Request →
Locate each line in the records containing "name". Copy it.

Supplied records →
———

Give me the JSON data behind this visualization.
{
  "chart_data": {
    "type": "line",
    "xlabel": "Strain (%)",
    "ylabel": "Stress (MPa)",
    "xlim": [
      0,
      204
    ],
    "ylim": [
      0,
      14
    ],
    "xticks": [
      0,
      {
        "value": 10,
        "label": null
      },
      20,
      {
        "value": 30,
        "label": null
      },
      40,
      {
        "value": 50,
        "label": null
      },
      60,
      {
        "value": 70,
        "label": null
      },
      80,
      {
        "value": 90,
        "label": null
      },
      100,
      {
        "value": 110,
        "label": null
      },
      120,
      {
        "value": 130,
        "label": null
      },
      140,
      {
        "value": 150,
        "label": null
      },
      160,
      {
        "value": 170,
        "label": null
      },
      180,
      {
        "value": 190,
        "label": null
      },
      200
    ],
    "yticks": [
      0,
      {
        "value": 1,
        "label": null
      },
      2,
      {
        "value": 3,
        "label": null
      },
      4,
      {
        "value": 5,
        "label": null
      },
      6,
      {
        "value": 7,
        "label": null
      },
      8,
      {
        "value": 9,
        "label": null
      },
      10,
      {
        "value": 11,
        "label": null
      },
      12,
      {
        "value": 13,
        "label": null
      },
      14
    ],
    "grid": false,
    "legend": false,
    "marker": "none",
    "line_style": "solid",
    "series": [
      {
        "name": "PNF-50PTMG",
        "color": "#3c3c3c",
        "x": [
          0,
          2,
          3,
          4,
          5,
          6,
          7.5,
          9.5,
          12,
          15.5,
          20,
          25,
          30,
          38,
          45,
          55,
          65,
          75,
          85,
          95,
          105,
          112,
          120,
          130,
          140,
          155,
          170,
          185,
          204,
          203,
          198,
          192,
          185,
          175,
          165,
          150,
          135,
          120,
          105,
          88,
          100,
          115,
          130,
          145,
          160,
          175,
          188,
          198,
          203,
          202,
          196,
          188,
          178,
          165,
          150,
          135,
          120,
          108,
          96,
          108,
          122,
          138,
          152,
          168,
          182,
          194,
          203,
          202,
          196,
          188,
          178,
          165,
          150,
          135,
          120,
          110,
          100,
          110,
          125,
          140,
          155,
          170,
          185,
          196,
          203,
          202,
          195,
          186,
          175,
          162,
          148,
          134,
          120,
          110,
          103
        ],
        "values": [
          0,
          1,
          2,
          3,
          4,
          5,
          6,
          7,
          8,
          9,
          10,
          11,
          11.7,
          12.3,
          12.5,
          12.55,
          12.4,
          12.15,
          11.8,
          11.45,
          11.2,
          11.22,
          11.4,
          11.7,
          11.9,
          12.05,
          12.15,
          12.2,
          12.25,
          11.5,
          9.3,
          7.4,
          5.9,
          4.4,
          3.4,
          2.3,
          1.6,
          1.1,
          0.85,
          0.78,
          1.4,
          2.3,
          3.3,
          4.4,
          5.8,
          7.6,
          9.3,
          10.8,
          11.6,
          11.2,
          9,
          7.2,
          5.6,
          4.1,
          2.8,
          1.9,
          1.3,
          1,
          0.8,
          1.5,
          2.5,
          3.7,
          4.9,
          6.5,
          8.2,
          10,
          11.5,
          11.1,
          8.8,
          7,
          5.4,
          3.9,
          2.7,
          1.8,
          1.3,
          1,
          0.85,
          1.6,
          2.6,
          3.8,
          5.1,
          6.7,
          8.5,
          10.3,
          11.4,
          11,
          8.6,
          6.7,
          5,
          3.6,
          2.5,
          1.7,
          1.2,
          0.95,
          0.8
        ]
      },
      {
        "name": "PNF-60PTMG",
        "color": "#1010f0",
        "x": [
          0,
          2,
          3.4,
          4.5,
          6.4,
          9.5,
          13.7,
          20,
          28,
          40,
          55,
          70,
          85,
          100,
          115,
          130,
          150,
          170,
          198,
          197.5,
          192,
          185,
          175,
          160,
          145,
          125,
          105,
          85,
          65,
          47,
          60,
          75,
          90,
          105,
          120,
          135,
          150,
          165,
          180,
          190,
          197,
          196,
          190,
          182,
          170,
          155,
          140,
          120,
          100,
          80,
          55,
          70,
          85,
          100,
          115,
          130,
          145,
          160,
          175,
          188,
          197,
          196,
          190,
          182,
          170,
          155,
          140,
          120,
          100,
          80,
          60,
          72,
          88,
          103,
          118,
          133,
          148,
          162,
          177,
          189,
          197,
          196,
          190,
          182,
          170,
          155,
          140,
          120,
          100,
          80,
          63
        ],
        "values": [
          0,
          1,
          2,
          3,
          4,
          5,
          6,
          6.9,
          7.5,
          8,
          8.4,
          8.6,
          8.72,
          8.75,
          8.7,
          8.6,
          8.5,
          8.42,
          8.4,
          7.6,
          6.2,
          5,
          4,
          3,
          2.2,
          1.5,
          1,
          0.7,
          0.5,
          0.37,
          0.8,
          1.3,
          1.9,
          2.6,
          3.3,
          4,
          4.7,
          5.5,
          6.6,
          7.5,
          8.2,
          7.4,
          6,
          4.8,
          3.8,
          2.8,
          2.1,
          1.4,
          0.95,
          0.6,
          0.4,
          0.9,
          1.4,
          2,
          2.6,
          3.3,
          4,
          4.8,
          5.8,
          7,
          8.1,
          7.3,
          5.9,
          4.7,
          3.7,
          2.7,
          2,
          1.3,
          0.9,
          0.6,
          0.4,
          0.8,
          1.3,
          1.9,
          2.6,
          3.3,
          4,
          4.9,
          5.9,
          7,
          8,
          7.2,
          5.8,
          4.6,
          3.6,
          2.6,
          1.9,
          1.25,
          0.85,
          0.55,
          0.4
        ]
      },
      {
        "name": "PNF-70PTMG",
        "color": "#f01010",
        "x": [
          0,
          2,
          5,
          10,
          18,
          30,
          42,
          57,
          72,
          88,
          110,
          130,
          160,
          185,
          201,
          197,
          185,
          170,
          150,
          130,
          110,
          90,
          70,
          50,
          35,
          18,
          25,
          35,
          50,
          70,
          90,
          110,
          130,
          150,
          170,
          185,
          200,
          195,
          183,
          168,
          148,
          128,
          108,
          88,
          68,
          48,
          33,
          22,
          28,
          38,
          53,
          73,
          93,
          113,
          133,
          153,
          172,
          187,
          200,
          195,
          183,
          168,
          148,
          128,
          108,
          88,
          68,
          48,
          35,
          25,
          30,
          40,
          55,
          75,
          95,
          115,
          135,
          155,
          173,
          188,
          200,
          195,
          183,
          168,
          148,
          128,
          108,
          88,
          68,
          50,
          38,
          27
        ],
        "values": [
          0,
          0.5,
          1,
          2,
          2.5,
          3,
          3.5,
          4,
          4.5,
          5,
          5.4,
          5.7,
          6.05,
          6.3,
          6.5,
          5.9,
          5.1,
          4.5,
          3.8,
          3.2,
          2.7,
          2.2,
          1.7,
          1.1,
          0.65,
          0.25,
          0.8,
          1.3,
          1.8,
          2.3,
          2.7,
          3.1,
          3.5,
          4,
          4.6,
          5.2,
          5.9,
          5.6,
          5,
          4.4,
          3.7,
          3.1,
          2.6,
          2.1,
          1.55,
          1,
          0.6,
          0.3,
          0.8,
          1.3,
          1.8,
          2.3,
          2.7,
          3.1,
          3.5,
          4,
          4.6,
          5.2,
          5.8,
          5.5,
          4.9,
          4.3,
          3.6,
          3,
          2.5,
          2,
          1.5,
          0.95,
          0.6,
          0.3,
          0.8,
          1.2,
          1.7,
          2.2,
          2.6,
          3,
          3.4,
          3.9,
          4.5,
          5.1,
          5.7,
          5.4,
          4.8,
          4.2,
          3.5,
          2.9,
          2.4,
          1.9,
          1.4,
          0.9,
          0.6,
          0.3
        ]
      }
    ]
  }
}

———

Expected output →
        "name": "PNF-50PTMG",
        "name": "PNF-60PTMG",
        "name": "PNF-70PTMG",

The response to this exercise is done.